[What to work on]
Omit the pictures, then write out every entry exactly as it reads.

---

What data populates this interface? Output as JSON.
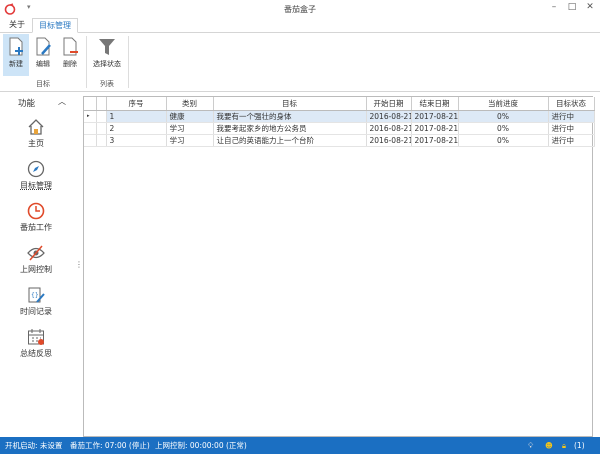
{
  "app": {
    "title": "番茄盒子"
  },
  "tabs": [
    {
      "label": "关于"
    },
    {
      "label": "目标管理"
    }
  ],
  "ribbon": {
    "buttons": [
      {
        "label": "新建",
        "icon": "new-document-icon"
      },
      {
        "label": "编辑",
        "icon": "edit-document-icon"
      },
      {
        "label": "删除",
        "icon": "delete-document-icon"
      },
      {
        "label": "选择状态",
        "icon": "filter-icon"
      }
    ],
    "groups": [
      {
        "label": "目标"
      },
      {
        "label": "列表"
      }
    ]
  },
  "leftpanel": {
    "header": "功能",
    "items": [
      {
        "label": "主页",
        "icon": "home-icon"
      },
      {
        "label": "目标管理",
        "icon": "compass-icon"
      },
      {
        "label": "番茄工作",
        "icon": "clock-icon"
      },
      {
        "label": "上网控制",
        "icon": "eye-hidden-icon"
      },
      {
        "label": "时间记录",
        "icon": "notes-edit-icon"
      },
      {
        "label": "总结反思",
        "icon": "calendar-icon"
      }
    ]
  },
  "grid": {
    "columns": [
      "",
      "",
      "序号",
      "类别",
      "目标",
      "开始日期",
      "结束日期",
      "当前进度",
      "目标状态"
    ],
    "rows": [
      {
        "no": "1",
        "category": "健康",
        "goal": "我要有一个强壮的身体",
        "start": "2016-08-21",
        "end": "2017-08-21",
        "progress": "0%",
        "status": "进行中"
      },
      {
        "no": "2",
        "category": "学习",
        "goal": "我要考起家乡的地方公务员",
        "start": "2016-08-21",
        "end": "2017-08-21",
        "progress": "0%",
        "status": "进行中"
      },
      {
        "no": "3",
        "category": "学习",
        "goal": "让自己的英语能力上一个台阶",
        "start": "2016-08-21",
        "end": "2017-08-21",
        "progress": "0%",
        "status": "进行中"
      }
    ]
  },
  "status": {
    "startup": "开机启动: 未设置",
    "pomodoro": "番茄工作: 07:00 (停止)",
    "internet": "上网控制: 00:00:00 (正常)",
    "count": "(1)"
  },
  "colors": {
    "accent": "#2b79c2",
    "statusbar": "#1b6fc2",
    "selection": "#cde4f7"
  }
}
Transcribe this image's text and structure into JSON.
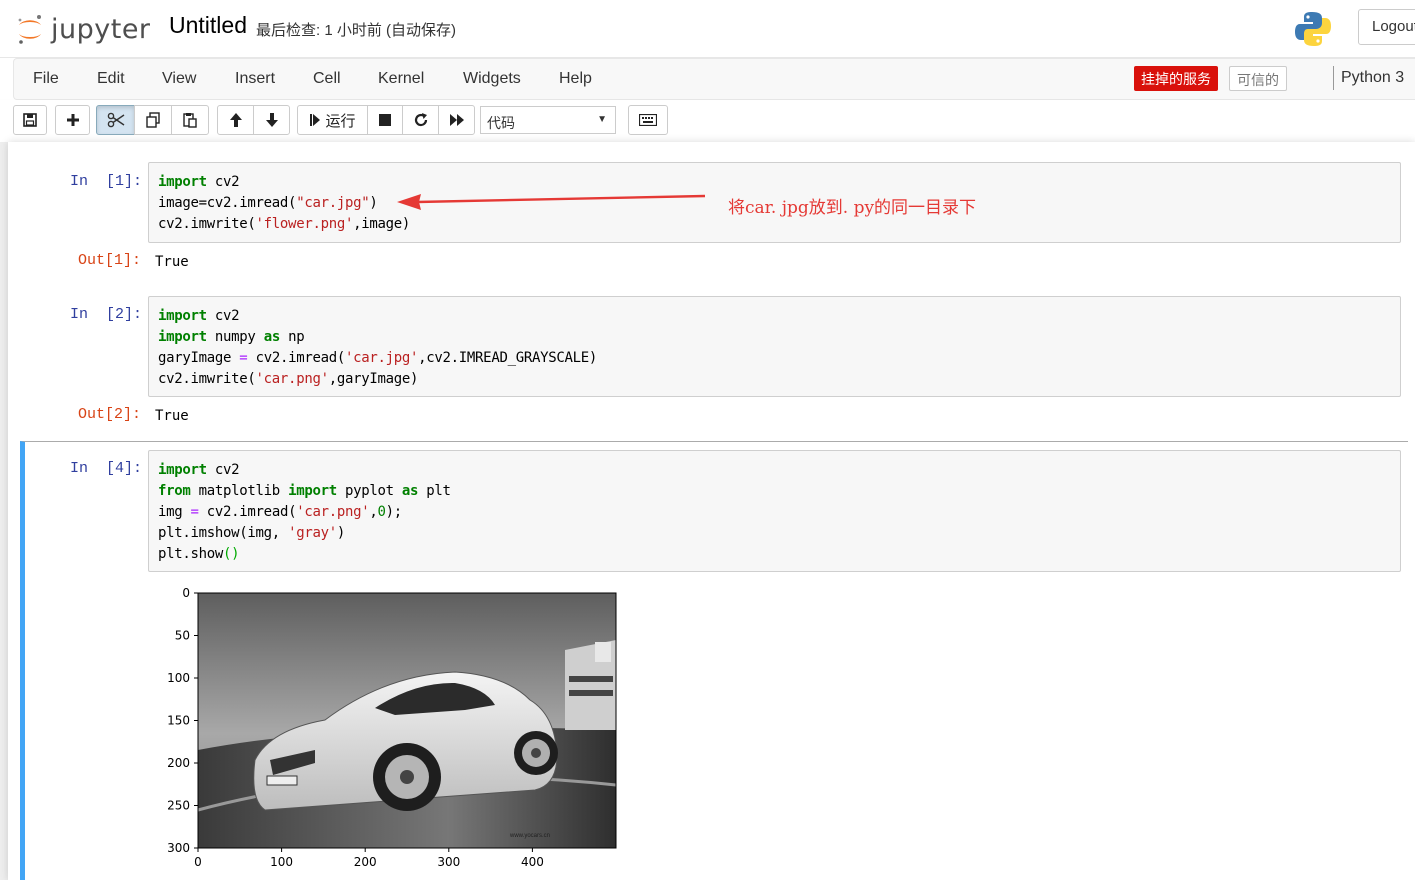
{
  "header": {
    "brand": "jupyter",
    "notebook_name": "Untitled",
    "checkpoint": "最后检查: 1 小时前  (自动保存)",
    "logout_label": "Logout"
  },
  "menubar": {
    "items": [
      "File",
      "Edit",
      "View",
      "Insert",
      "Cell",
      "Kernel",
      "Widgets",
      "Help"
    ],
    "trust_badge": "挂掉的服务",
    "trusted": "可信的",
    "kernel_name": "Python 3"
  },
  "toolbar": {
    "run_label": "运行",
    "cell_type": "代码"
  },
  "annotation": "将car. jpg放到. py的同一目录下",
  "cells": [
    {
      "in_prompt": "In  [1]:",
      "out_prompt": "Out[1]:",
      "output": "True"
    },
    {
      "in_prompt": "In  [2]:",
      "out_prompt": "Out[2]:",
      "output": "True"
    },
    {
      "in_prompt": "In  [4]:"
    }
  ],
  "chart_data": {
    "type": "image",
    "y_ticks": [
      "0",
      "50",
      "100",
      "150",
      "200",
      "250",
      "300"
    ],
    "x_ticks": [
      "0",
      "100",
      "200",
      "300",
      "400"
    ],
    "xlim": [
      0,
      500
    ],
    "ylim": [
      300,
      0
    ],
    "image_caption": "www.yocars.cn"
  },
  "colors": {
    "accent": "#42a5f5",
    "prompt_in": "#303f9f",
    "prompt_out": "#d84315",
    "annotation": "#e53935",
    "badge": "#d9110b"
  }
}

---

[Response to this task]
What data populates this interface? Output as JSON.
{
  "app": {
    "title": "番茄盒子"
  },
  "tabs": [
    {
      "label": "关于"
    },
    {
      "label": "目标管理"
    }
  ],
  "ribbon": {
    "buttons": [
      {
        "label": "新建",
        "icon": "new-document-icon"
      },
      {
        "label": "编辑",
        "icon": "edit-document-icon"
      },
      {
        "label": "删除",
        "icon": "delete-document-icon"
      },
      {
        "label": "选择状态",
        "icon": "filter-icon"
      }
    ],
    "groups": [
      {
        "label": "目标"
      },
      {
        "label": "列表"
      }
    ]
  },
  "leftpanel": {
    "header": "功能",
    "items": [
      {
        "label": "主页",
        "icon": "home-icon"
      },
      {
        "label": "目标管理",
        "icon": "compass-icon"
      },
      {
        "label": "番茄工作",
        "icon": "clock-icon"
      },
      {
        "label": "上网控制",
        "icon": "eye-hidden-icon"
      },
      {
        "label": "时间记录",
        "icon": "notes-edit-icon"
      },
      {
        "label": "总结反思",
        "icon": "calendar-icon"
      }
    ]
  },
  "grid": {
    "columns": [
      "",
      "",
      "序号",
      "类别",
      "目标",
      "开始日期",
      "结束日期",
      "当前进度",
      "目标状态"
    ],
    "rows": [
      {
        "no": "1",
        "category": "健康",
        "goal": "我要有一个强壮的身体",
        "start": "2016-08-21",
        "end": "2017-08-21",
        "progress": "0%",
        "status": "进行中"
      },
      {
        "no": "2",
        "category": "学习",
        "goal": "我要考起家乡的地方公务员",
        "start": "2016-08-21",
        "end": "2017-08-21",
        "progress": "0%",
        "status": "进行中"
      },
      {
        "no": "3",
        "category": "学习",
        "goal": "让自己的英语能力上一个台阶",
        "start": "2016-08-21",
        "end": "2017-08-21",
        "progress": "0%",
        "status": "进行中"
      }
    ]
  },
  "status": {
    "startup": "开机启动: 未设置",
    "pomodoro": "番茄工作: 07:00 (停止)",
    "internet": "上网控制: 00:00:00 (正常)",
    "count": "(1)"
  },
  "colors": {
    "accent": "#2b79c2",
    "statusbar": "#1b6fc2",
    "selection": "#cde4f7"
  }
}
Transcribe this image's text and structure into JSON.
{
  "header": {
    "brand": "jupyter",
    "notebook_name": "Untitled",
    "checkpoint": "最后检查: 1 小时前  (自动保存)",
    "logout_label": "Logout"
  },
  "menubar": {
    "items": [
      "File",
      "Edit",
      "View",
      "Insert",
      "Cell",
      "Kernel",
      "Widgets",
      "Help"
    ],
    "trust_badge": "挂掉的服务",
    "trusted": "可信的",
    "kernel_name": "Python 3"
  },
  "toolbar": {
    "run_label": "运行",
    "cell_type": "代码"
  },
  "annotation": "将car. jpg放到. py的同一目录下",
  "cells": [
    {
      "in_prompt": "In  [1]:",
      "out_prompt": "Out[1]:",
      "output": "True"
    },
    {
      "in_prompt": "In  [2]:",
      "out_prompt": "Out[2]:",
      "output": "True"
    },
    {
      "in_prompt": "In  [4]:"
    }
  ],
  "chart_data": {
    "type": "image",
    "y_ticks": [
      "0",
      "50",
      "100",
      "150",
      "200",
      "250",
      "300"
    ],
    "x_ticks": [
      "0",
      "100",
      "200",
      "300",
      "400"
    ],
    "xlim": [
      0,
      500
    ],
    "ylim": [
      300,
      0
    ],
    "image_caption": "www.yocars.cn"
  },
  "colors": {
    "accent": "#42a5f5",
    "prompt_in": "#303f9f",
    "prompt_out": "#d84315",
    "annotation": "#e53935",
    "badge": "#d9110b"
  }
}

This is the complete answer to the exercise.